Below is a block of records. Copy every line in it that contains the word "JSON".

Stored data entries
■ ■ ■ ■ ■ ■ ■

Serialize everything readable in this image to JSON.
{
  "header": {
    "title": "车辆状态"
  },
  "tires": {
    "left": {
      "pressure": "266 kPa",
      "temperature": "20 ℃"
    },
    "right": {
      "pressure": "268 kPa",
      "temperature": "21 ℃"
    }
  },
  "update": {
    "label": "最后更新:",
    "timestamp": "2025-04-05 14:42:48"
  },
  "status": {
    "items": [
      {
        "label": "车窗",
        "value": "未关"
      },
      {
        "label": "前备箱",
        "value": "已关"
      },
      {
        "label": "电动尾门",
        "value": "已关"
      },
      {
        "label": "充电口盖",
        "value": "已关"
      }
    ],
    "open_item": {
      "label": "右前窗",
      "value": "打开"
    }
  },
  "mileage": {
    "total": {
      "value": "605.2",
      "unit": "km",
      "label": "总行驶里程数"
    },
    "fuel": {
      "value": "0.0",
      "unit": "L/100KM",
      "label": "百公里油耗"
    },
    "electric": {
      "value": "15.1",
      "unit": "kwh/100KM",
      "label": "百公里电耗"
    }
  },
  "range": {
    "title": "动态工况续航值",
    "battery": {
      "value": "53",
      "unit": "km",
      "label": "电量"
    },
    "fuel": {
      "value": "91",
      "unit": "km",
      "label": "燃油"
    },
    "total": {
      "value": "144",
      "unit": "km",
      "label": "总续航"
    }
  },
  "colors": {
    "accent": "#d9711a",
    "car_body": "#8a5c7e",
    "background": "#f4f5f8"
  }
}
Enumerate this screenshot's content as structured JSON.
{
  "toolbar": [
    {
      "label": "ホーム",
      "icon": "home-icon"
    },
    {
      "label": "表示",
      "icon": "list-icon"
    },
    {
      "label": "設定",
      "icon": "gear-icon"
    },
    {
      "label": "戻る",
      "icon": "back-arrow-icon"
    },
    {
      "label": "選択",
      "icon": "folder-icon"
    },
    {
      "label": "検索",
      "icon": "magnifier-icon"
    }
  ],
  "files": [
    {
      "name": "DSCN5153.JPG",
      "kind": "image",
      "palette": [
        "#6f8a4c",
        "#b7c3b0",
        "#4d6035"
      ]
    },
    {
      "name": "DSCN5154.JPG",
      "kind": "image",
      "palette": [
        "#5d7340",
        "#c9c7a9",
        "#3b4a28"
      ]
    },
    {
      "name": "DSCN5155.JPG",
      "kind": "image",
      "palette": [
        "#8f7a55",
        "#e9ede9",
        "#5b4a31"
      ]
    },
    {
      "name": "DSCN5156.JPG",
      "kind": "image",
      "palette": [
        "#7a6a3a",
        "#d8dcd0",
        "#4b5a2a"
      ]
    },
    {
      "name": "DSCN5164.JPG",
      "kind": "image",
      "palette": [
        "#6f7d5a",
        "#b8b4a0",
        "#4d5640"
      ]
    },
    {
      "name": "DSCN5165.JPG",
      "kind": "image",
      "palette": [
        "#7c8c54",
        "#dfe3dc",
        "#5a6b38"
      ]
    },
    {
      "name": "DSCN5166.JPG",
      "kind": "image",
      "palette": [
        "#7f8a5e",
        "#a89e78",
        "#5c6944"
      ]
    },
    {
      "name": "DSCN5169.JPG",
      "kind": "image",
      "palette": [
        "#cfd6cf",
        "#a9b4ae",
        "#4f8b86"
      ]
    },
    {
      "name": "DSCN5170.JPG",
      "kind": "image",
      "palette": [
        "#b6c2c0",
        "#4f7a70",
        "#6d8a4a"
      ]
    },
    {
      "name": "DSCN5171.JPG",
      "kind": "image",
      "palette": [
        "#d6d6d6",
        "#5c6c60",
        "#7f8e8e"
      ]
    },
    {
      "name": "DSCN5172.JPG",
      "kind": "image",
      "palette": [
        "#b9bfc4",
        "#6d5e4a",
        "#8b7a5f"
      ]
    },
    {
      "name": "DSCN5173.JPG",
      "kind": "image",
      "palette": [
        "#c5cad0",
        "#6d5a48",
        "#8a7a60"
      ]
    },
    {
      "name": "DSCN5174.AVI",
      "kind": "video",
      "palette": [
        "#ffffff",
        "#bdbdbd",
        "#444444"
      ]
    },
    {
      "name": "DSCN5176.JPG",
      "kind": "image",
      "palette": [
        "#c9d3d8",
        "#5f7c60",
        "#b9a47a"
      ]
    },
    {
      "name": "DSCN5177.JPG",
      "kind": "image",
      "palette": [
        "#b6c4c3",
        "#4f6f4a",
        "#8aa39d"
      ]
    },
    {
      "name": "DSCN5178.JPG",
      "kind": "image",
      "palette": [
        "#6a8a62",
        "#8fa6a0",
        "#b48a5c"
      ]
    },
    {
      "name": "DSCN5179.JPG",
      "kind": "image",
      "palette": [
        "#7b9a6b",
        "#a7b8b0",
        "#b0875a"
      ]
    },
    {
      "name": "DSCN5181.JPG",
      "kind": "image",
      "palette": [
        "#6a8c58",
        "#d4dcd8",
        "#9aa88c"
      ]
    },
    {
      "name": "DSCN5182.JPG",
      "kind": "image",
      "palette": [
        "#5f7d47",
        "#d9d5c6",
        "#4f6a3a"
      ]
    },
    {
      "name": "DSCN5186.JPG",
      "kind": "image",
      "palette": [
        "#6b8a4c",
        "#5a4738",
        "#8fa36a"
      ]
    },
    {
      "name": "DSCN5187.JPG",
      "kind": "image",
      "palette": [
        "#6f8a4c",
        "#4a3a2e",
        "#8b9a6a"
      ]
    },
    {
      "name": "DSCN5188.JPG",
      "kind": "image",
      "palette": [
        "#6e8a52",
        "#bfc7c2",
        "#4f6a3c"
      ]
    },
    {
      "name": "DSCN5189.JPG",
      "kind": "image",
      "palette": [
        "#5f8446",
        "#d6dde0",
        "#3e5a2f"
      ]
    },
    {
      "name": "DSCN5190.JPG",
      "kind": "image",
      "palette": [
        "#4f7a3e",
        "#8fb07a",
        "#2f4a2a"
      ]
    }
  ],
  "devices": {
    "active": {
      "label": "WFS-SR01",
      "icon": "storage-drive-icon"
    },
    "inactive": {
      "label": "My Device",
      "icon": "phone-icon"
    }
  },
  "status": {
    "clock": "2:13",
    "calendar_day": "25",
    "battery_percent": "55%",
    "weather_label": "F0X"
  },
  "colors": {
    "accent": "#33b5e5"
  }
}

■ ■ ■ ■ ■ ■ ■

__Response to this task__
Serialize everything readable in this image to JSON.
Enumerate this screenshot's content as structured JSON.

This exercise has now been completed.